■ **Set task**
Determine how many lines carry the word "content". Output that number only.

■ **Data excerpts**
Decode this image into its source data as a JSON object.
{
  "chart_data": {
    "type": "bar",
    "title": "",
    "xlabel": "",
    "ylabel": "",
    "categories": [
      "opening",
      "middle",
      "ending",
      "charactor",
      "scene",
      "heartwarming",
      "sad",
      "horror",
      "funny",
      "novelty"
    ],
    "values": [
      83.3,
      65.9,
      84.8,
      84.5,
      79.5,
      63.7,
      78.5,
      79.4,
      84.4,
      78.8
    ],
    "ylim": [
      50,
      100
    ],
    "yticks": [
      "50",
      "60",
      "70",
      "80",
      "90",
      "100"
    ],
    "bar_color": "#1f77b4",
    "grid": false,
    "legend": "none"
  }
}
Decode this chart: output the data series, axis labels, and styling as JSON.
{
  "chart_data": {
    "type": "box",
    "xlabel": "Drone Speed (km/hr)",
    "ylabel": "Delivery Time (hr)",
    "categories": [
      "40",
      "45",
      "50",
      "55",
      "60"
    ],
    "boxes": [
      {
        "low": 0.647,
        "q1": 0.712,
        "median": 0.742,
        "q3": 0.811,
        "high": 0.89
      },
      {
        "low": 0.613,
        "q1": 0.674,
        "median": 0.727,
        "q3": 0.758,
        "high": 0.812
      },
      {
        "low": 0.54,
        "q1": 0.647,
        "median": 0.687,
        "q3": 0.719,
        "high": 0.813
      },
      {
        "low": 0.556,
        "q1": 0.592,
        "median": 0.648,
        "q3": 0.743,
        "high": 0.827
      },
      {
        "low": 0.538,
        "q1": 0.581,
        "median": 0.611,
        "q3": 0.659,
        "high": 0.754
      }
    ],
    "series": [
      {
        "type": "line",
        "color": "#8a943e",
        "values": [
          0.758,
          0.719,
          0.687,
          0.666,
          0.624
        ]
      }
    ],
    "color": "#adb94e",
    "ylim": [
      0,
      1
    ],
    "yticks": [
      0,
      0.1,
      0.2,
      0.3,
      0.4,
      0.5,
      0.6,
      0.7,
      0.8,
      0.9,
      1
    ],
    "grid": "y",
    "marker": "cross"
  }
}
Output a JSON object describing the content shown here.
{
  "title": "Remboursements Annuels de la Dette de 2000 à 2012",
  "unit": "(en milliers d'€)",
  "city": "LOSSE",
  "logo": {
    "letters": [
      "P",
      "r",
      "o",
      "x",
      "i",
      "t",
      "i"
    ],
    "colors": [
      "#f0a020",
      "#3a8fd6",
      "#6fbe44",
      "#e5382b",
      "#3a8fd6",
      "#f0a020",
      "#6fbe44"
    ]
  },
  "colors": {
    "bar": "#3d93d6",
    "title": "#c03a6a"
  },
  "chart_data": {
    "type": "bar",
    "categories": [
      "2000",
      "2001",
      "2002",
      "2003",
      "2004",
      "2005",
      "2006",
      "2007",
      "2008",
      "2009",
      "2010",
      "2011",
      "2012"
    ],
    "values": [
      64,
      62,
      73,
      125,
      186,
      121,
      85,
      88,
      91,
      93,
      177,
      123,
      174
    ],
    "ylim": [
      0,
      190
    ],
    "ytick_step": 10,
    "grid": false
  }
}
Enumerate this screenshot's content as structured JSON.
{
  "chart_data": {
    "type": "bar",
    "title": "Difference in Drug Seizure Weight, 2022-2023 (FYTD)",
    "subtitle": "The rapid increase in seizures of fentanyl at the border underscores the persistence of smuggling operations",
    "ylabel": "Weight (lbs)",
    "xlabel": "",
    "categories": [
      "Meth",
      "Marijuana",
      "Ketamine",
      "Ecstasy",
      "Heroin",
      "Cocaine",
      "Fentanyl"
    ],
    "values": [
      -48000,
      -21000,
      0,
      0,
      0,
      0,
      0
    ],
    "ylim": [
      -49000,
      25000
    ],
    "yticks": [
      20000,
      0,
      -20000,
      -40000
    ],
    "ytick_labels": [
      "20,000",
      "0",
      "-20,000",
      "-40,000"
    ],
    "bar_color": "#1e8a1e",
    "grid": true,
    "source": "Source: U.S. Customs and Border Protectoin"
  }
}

■ **Result below**
2